SHORT TASK: Restate the full set of records exactly, without adding or dropping a word.

STORED RECORDS:

>>>>>

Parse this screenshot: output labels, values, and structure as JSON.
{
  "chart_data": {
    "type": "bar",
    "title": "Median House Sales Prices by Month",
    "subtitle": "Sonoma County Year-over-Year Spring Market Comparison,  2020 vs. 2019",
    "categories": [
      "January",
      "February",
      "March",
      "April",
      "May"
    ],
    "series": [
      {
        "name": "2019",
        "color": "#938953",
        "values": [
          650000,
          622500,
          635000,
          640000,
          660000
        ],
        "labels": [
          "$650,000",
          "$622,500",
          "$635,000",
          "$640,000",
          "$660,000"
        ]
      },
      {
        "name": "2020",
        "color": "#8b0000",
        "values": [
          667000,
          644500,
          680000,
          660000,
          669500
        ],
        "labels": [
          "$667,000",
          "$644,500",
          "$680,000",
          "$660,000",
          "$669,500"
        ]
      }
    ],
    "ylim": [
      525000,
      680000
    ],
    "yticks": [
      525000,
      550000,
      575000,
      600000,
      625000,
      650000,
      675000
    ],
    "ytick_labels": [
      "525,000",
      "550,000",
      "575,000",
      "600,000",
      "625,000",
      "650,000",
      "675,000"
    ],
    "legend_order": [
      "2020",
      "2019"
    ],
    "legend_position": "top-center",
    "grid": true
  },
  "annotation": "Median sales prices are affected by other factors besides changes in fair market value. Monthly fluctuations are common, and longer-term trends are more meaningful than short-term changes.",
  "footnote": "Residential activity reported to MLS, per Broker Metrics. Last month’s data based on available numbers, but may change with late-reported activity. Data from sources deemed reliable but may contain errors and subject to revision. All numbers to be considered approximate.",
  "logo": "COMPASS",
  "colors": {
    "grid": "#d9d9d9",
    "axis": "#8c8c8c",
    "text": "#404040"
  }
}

<<<<<

RESULT FOR THIS TASK:
Parse this screenshot: output labels, values, and structure as JSON.
{
  "chart_data": {
    "type": "bar",
    "title": "Median House Sales Prices by Month",
    "subtitle": "Sonoma County Year-over-Year Spring Market Comparison,  2020 vs. 2019",
    "categories": [
      "January",
      "February",
      "March",
      "April",
      "May"
    ],
    "series": [
      {
        "name": "2019",
        "color": "#938953",
        "values": [
          650000,
          622500,
          635000,
          640000,
          660000
        ],
        "labels": [
          "$650,000",
          "$622,500",
          "$635,000",
          "$640,000",
          "$660,000"
        ]
      },
      {
        "name": "2020",
        "color": "#8b0000",
        "values": [
          667000,
          644500,
          680000,
          660000,
          669500
        ],
        "labels": [
          "$667,000",
          "$644,500",
          "$680,000",
          "$660,000",
          "$669,500"
        ]
      }
    ],
    "ylim": [
      525000,
      680000
    ],
    "yticks": [
      525000,
      550000,
      575000,
      600000,
      625000,
      650000,
      675000
    ],
    "ytick_labels": [
      "525,000",
      "550,000",
      "575,000",
      "600,000",
      "625,000",
      "650,000",
      "675,000"
    ],
    "legend_order": [
      "2020",
      "2019"
    ],
    "legend_position": "top-center",
    "grid": true
  },
  "annotation": "Median sales prices are affected by other factors besides changes in fair market value. Monthly fluctuations are common, and longer-term trends are more meaningful than short-term changes.",
  "footnote": "Residential activity reported to MLS, per Broker Metrics. Last month’s data based on available numbers, but may change with late-reported activity. Data from sources deemed reliable but may contain errors and subject to revision. All numbers to be considered approximate.",
  "logo": "COMPASS",
  "colors": {
    "grid": "#d9d9d9",
    "axis": "#8c8c8c",
    "text": "#404040"
  }
}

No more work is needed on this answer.